#### WHAT IS NEEDED:
Would you quote every entry exactly, dropping only the pictures?

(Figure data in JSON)
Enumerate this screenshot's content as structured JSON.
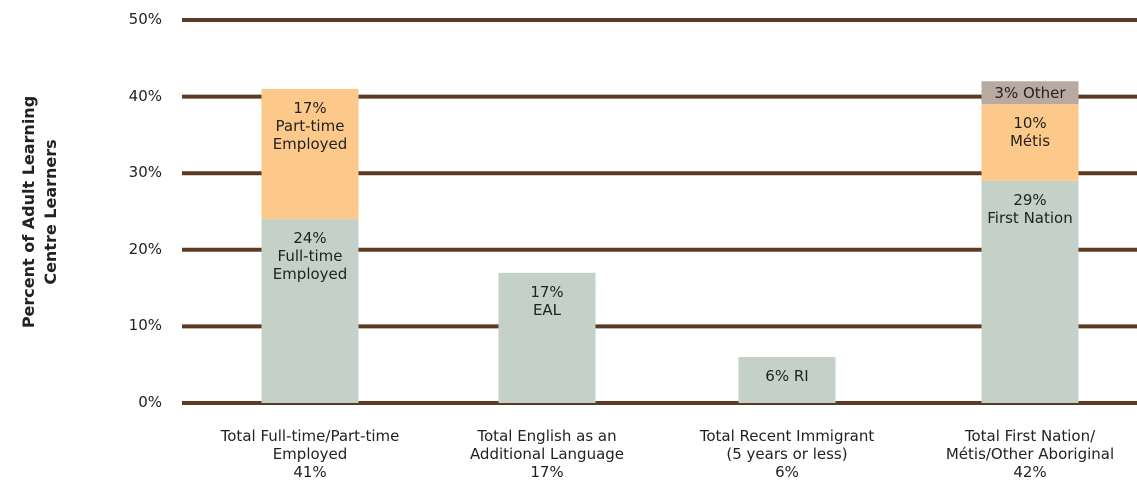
{
  "chart_data": {
    "type": "stacked_bar",
    "y_label": "Percent of Adult Learning\nCentre Learners",
    "categories": [
      "Total Full-time/Part-time\nEmployed\n41%",
      "Total English as an\nAdditional Language\n17%",
      "Total Recent Immigrant\n(5 years or less)\n6%",
      "Total First Nation/\nMétis/Other Aboriginal\n42%"
    ],
    "series": [
      {
        "color": "#c3d1c8",
        "values": [
          24,
          17,
          6,
          29
        ],
        "value_labels": [
          "24%\nFull-time\nEmployed",
          "17%\nEAL",
          "6% RI",
          "29%\nFirst Nation"
        ]
      },
      {
        "color": "#fdc98b",
        "values": [
          17,
          null,
          null,
          10
        ],
        "value_labels": [
          "17%\nPart-time\nEmployed",
          null,
          null,
          "10%\nMétis"
        ]
      },
      {
        "color": "#b9a9a0",
        "values": [
          null,
          null,
          null,
          3
        ],
        "value_labels": [
          null,
          null,
          null,
          "3% Other"
        ]
      }
    ],
    "ylim": [
      0,
      50
    ],
    "yticks": [
      {
        "value": 0,
        "label": "0%"
      },
      {
        "value": 10,
        "label": "10%"
      },
      {
        "value": 20,
        "label": "20%"
      },
      {
        "value": 30,
        "label": "30%"
      },
      {
        "value": 40,
        "label": "40%"
      },
      {
        "value": 50,
        "label": "50%"
      }
    ],
    "grid": true,
    "grid_color": "#5b3b24"
  }
}
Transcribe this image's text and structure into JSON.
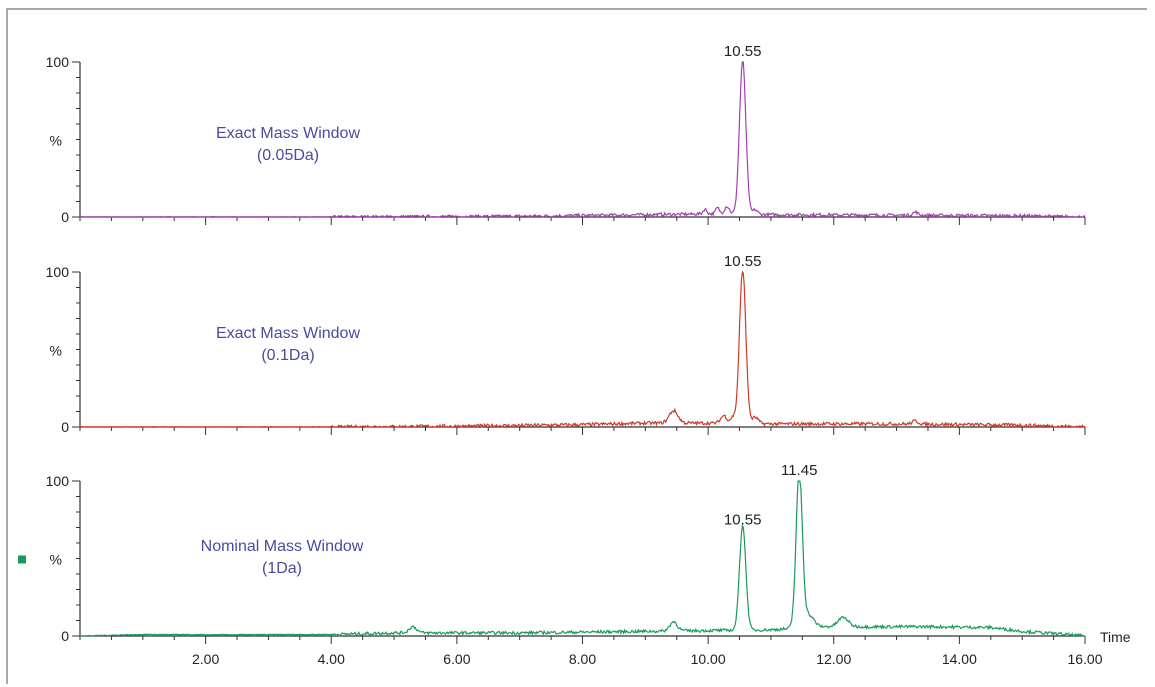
{
  "chart_data": {
    "type": "line",
    "x_axis": {
      "label": "Time",
      "range": [
        0,
        16
      ],
      "major_ticks": [
        2,
        4,
        6,
        8,
        10,
        12,
        14,
        16
      ],
      "tick_labels": [
        "2.00",
        "4.00",
        "6.00",
        "8.00",
        "10.00",
        "12.00",
        "14.00",
        "16.00"
      ]
    },
    "y_axis": {
      "label": "%",
      "range": [
        0,
        100
      ],
      "ticks": [
        0,
        100
      ],
      "tick_labels": [
        "0",
        "100"
      ]
    },
    "panels": [
      {
        "annotation_line1": "Exact Mass Window",
        "annotation_line2": "(0.05Da)",
        "color": "#a040b0",
        "peaks": [
          {
            "x": 10.55,
            "y": 100,
            "width": 0.05,
            "label": "10.55"
          },
          {
            "x": 10.3,
            "y": 5,
            "width": 0.04
          },
          {
            "x": 10.15,
            "y": 4,
            "width": 0.03
          },
          {
            "x": 9.95,
            "y": 3,
            "width": 0.03
          },
          {
            "x": 10.75,
            "y": 3,
            "width": 0.04
          },
          {
            "x": 13.3,
            "y": 2,
            "width": 0.04
          }
        ],
        "baseline": [
          [
            0,
            0
          ],
          [
            4,
            0
          ],
          [
            7,
            0.5
          ],
          [
            9,
            1.5
          ],
          [
            10,
            2
          ],
          [
            11,
            1.5
          ],
          [
            13,
            1.2
          ],
          [
            15,
            0.8
          ],
          [
            16,
            0
          ]
        ],
        "noise": 1.6
      },
      {
        "annotation_line1": "Exact Mass Window",
        "annotation_line2": "(0.1Da)",
        "color": "#d03a2a",
        "peaks": [
          {
            "x": 10.55,
            "y": 100,
            "width": 0.05,
            "label": "10.55"
          },
          {
            "x": 9.45,
            "y": 8,
            "width": 0.07
          },
          {
            "x": 10.25,
            "y": 5,
            "width": 0.05
          },
          {
            "x": 10.4,
            "y": 4,
            "width": 0.04
          },
          {
            "x": 10.75,
            "y": 4,
            "width": 0.05
          },
          {
            "x": 13.3,
            "y": 2,
            "width": 0.05
          }
        ],
        "baseline": [
          [
            0,
            0
          ],
          [
            4,
            0
          ],
          [
            6,
            0.5
          ],
          [
            8,
            1.5
          ],
          [
            9,
            2.5
          ],
          [
            10,
            2.5
          ],
          [
            11,
            2
          ],
          [
            13,
            2
          ],
          [
            15,
            1.2
          ],
          [
            16,
            0
          ]
        ],
        "noise": 1.8
      },
      {
        "annotation_line1": "Nominal Mass Window",
        "annotation_line2": "(1Da)",
        "color": "#1a9a5a",
        "show_marker": true,
        "peaks": [
          {
            "x": 10.55,
            "y": 68,
            "width": 0.05,
            "label": "10.55"
          },
          {
            "x": 11.45,
            "y": 100,
            "width": 0.05,
            "label": "11.45"
          },
          {
            "x": 5.3,
            "y": 4,
            "width": 0.06
          },
          {
            "x": 9.45,
            "y": 6,
            "width": 0.06
          },
          {
            "x": 11.6,
            "y": 8,
            "width": 0.08
          },
          {
            "x": 12.15,
            "y": 6,
            "width": 0.08
          }
        ],
        "baseline": [
          [
            0,
            0
          ],
          [
            1,
            1
          ],
          [
            2,
            0.8
          ],
          [
            4,
            1
          ],
          [
            5,
            2
          ],
          [
            7,
            2
          ],
          [
            8,
            2.5
          ],
          [
            9,
            3
          ],
          [
            10,
            3.5
          ],
          [
            11,
            4
          ],
          [
            11.8,
            6
          ],
          [
            12.5,
            6
          ],
          [
            13.5,
            6
          ],
          [
            14.5,
            5.5
          ],
          [
            15,
            3
          ],
          [
            15.7,
            1
          ],
          [
            16,
            0
          ]
        ],
        "noise": 1.6
      }
    ]
  }
}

#### RESPONSE:
Enumerate this screenshot's content as structured JSON.
{
  "chart_data": {
    "type": "stacked_bar",
    "y_label": "Percent of Adult Learning\nCentre Learners",
    "categories": [
      "Total Full-time/Part-time\nEmployed\n41%",
      "Total English as an\nAdditional Language\n17%",
      "Total Recent Immigrant\n(5 years or less)\n6%",
      "Total First Nation/\nMétis/Other Aboriginal\n42%"
    ],
    "series": [
      {
        "color": "#c3d1c8",
        "values": [
          24,
          17,
          6,
          29
        ],
        "value_labels": [
          "24%\nFull-time\nEmployed",
          "17%\nEAL",
          "6% RI",
          "29%\nFirst Nation"
        ]
      },
      {
        "color": "#fdc98b",
        "values": [
          17,
          null,
          null,
          10
        ],
        "value_labels": [
          "17%\nPart-time\nEmployed",
          null,
          null,
          "10%\nMétis"
        ]
      },
      {
        "color": "#b9a9a0",
        "values": [
          null,
          null,
          null,
          3
        ],
        "value_labels": [
          null,
          null,
          null,
          "3% Other"
        ]
      }
    ],
    "ylim": [
      0,
      50
    ],
    "yticks": [
      {
        "value": 0,
        "label": "0%"
      },
      {
        "value": 10,
        "label": "10%"
      },
      {
        "value": 20,
        "label": "20%"
      },
      {
        "value": 30,
        "label": "30%"
      },
      {
        "value": 40,
        "label": "40%"
      },
      {
        "value": 50,
        "label": "50%"
      }
    ],
    "grid": true,
    "grid_color": "#5b3b24"
  }
}
Transcribe this image's text and structure into JSON.
{
  "chart_data": {
    "type": "line",
    "x_axis": {
      "label": "Time",
      "range": [
        0,
        16
      ],
      "major_ticks": [
        2,
        4,
        6,
        8,
        10,
        12,
        14,
        16
      ],
      "tick_labels": [
        "2.00",
        "4.00",
        "6.00",
        "8.00",
        "10.00",
        "12.00",
        "14.00",
        "16.00"
      ]
    },
    "y_axis": {
      "label": "%",
      "range": [
        0,
        100
      ],
      "ticks": [
        0,
        100
      ],
      "tick_labels": [
        "0",
        "100"
      ]
    },
    "panels": [
      {
        "annotation_line1": "Exact Mass Window",
        "annotation_line2": "(0.05Da)",
        "color": "#a040b0",
        "peaks": [
          {
            "x": 10.55,
            "y": 100,
            "width": 0.05,
            "label": "10.55"
          },
          {
            "x": 10.3,
            "y": 5,
            "width": 0.04
          },
          {
            "x": 10.15,
            "y": 4,
            "width": 0.03
          },
          {
            "x": 9.95,
            "y": 3,
            "width": 0.03
          },
          {
            "x": 10.75,
            "y": 3,
            "width": 0.04
          },
          {
            "x": 13.3,
            "y": 2,
            "width": 0.04
          }
        ],
        "baseline": [
          [
            0,
            0
          ],
          [
            4,
            0
          ],
          [
            7,
            0.5
          ],
          [
            9,
            1.5
          ],
          [
            10,
            2
          ],
          [
            11,
            1.5
          ],
          [
            13,
            1.2
          ],
          [
            15,
            0.8
          ],
          [
            16,
            0
          ]
        ],
        "noise": 1.6
      },
      {
        "annotation_line1": "Exact Mass Window",
        "annotation_line2": "(0.1Da)",
        "color": "#d03a2a",
        "peaks": [
          {
            "x": 10.55,
            "y": 100,
            "width": 0.05,
            "label": "10.55"
          },
          {
            "x": 9.45,
            "y": 8,
            "width": 0.07
          },
          {
            "x": 10.25,
            "y": 5,
            "width": 0.05
          },
          {
            "x": 10.4,
            "y": 4,
            "width": 0.04
          },
          {
            "x": 10.75,
            "y": 4,
            "width": 0.05
          },
          {
            "x": 13.3,
            "y": 2,
            "width": 0.05
          }
        ],
        "baseline": [
          [
            0,
            0
          ],
          [
            4,
            0
          ],
          [
            6,
            0.5
          ],
          [
            8,
            1.5
          ],
          [
            9,
            2.5
          ],
          [
            10,
            2.5
          ],
          [
            11,
            2
          ],
          [
            13,
            2
          ],
          [
            15,
            1.2
          ],
          [
            16,
            0
          ]
        ],
        "noise": 1.8
      },
      {
        "annotation_line1": "Nominal Mass Window",
        "annotation_line2": "(1Da)",
        "color": "#1a9a5a",
        "show_marker": true,
        "peaks": [
          {
            "x": 10.55,
            "y": 68,
            "width": 0.05,
            "label": "10.55"
          },
          {
            "x": 11.45,
            "y": 100,
            "width": 0.05,
            "label": "11.45"
          },
          {
            "x": 5.3,
            "y": 4,
            "width": 0.06
          },
          {
            "x": 9.45,
            "y": 6,
            "width": 0.06
          },
          {
            "x": 11.6,
            "y": 8,
            "width": 0.08
          },
          {
            "x": 12.15,
            "y": 6,
            "width": 0.08
          }
        ],
        "baseline": [
          [
            0,
            0
          ],
          [
            1,
            1
          ],
          [
            2,
            0.8
          ],
          [
            4,
            1
          ],
          [
            5,
            2
          ],
          [
            7,
            2
          ],
          [
            8,
            2.5
          ],
          [
            9,
            3
          ],
          [
            10,
            3.5
          ],
          [
            11,
            4
          ],
          [
            11.8,
            6
          ],
          [
            12.5,
            6
          ],
          [
            13.5,
            6
          ],
          [
            14.5,
            5.5
          ],
          [
            15,
            3
          ],
          [
            15.7,
            1
          ],
          [
            16,
            0
          ]
        ],
        "noise": 1.6
      }
    ]
  }
}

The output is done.